§ Your objective: Where a line of the material contains the string "публичного", copy that line.

Source records:
* * * * * * * * *

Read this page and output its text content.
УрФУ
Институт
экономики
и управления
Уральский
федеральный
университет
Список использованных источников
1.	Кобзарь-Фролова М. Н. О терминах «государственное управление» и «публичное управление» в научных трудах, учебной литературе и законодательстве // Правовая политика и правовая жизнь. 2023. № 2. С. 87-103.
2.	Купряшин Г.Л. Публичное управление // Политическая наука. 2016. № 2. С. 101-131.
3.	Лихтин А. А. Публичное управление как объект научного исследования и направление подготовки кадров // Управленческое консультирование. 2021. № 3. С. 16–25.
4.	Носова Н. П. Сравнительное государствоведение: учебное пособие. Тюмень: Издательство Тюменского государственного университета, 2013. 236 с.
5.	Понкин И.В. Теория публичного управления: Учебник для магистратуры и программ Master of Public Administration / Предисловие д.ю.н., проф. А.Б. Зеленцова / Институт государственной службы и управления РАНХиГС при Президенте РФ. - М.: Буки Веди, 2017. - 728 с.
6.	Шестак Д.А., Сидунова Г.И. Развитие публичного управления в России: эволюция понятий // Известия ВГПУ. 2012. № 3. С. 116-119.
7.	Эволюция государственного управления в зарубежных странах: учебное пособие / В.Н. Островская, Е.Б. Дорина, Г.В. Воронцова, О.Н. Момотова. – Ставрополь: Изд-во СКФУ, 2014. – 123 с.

* * * * * * * * *

§ Finished answer:
5.	Понкин И.В. Теория публичного управления: Учебник для магистратуры и программ Master of Public Administration / Предисловие д.ю.н., проф. А.Б. Зеленцова / Институт государственной службы и управления РАНХиГС при Президенте РФ. - М.: Буки Веди, 2017. - 728 с.
6.	Шестак Д.А., Сидунова Г.И. Развитие публичного управления в России: эволюция понятий // Известия ВГПУ. 2012. № 3. С. 116-119.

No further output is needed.